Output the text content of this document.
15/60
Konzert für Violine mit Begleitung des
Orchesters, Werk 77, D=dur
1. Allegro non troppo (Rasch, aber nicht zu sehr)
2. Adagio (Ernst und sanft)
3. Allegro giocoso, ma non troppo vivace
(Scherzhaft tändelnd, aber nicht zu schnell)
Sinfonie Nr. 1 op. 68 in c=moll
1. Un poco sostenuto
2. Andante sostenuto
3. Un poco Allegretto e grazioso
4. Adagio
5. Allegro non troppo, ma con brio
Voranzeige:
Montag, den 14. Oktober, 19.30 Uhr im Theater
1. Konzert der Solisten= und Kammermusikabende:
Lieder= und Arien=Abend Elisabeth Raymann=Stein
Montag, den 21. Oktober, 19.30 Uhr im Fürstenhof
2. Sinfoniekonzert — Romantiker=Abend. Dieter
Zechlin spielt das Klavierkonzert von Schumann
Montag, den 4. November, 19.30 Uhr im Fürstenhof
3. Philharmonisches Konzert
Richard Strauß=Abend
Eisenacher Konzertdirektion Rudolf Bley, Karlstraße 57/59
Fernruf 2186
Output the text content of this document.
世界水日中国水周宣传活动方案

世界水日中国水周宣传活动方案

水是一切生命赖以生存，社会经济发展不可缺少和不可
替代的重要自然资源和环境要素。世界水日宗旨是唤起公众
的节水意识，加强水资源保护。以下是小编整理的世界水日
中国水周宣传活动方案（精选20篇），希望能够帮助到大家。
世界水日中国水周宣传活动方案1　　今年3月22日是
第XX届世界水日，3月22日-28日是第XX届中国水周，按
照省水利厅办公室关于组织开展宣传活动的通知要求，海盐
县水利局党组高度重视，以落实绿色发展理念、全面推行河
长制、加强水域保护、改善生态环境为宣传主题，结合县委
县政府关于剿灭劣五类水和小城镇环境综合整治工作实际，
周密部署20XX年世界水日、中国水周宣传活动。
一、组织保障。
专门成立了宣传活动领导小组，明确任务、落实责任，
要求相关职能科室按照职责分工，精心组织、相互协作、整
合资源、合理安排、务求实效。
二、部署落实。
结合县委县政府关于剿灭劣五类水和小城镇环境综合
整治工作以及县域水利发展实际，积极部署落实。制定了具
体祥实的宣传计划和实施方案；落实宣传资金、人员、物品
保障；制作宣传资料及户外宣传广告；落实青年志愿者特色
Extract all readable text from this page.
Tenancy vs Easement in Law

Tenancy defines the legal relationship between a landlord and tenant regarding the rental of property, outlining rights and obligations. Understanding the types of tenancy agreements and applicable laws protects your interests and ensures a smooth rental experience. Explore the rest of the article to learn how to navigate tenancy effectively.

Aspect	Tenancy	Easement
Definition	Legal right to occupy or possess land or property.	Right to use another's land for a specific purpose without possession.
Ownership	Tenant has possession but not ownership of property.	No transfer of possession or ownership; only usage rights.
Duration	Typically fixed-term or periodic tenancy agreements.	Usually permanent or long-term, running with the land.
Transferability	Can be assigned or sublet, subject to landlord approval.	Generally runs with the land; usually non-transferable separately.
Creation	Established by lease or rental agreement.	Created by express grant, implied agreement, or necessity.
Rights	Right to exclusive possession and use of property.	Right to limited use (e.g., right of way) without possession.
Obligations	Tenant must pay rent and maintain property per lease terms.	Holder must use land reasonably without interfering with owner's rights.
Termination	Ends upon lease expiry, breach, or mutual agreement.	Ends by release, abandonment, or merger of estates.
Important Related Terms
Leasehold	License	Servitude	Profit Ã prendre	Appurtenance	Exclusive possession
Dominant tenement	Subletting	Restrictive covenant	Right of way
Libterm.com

----------

** INSTRUCTIONS FOR THE TASK **
Reproduce the material exactly, with every line intact.

** THE SOLUTION **
Output the text content of this document.
15/60
Konzert für Violine mit Begleitung des
Orchesters, Werk 77, D=dur
1. Allegro non troppo (Rasch, aber nicht zu sehr)
2. Adagio (Ernst und sanft)
3. Allegro giocoso, ma non troppo vivace
(Scherzhaft tändelnd, aber nicht zu schnell)
Sinfonie Nr. 1 op. 68 in c=moll
1. Un poco sostenuto
2. Andante sostenuto
3. Un poco Allegretto e grazioso
4. Adagio
5. Allegro non troppo, ma con brio
Voranzeige:
Montag, den 14. Oktober, 19.30 Uhr im Theater
1. Konzert der Solisten= und Kammermusikabende:
Lieder= und Arien=Abend Elisabeth Raymann=Stein
Montag, den 21. Oktober, 19.30 Uhr im Fürstenhof
2. Sinfoniekonzert — Romantiker=Abend. Dieter
Zechlin spielt das Klavierkonzert von Schumann
Montag, den 4. November, 19.30 Uhr im Fürstenhof
3. Philharmonisches Konzert
Richard Strauß=Abend
Eisenacher Konzertdirektion Rudolf Bley, Karlstraße 57/59
Fernruf 2186
Output the text content of this document.
世界水日中国水周宣传活动方案

世界水日中国水周宣传活动方案

水是一切生命赖以生存，社会经济发展不可缺少和不可
替代的重要自然资源和环境要素。世界水日宗旨是唤起公众
的节水意识，加强水资源保护。以下是小编整理的世界水日
中国水周宣传活动方案（精选20篇），希望能够帮助到大家。
世界水日中国水周宣传活动方案1　　今年3月22日是
第XX届世界水日，3月22日-28日是第XX届中国水周，按
照省水利厅办公室关于组织开展宣传活动的通知要求，海盐
县水利局党组高度重视，以落实绿色发展理念、全面推行河
长制、加强水域保护、改善生态环境为宣传主题，结合县委
县政府关于剿灭劣五类水和小城镇环境综合整治工作实际，
周密部署20XX年世界水日、中国水周宣传活动。
一、组织保障。
专门成立了宣传活动领导小组，明确任务、落实责任，
要求相关职能科室按照职责分工，精心组织、相互协作、整
合资源、合理安排、务求实效。
二、部署落实。
结合县委县政府关于剿灭劣五类水和小城镇环境综合
整治工作以及县域水利发展实际，积极部署落实。制定了具
体祥实的宣传计划和实施方案；落实宣传资金、人员、物品
保障；制作宣传资料及户外宣传广告；落实青年志愿者特色
Extract all readable text from this page.
Tenancy vs Easement in Law

Tenancy defines the legal relationship between a landlord and tenant regarding the rental of property, outlining rights and obligations. Understanding the types of tenancy agreements and applicable laws protects your interests and ensures a smooth rental experience. Explore the rest of the article to learn how to navigate tenancy effectively.

Aspect	Tenancy	Easement
Definition	Legal right to occupy or possess land or property.	Right to use another's land for a specific purpose without possession.
Ownership	Tenant has possession but not ownership of property.	No transfer of possession or ownership; only usage rights.
Duration	Typically fixed-term or periodic tenancy agreements.	Usually permanent or long-term, running with the land.
Transferability	Can be assigned or sublet, subject to landlord approval.	Generally runs with the land; usually non-transferable separately.
Creation	Established by lease or rental agreement.	Created by express grant, implied agreement, or necessity.
Rights	Right to exclusive possession and use of property.	Right to limited use (e.g., right of way) without possession.
Obligations	Tenant must pay rent and maintain property per lease terms.	Holder must use land reasonably without interfering with owner's rights.
Termination	Ends upon lease expiry, breach, or mutual agreement.	Ends by release, abandonment, or merger of estates.
Important Related Terms
Leasehold	License	Servitude	Profit Ã prendre	Appurtenance	Exclusive possession
Dominant tenement	Subletting	Restrictive covenant	Right of way
Libterm.com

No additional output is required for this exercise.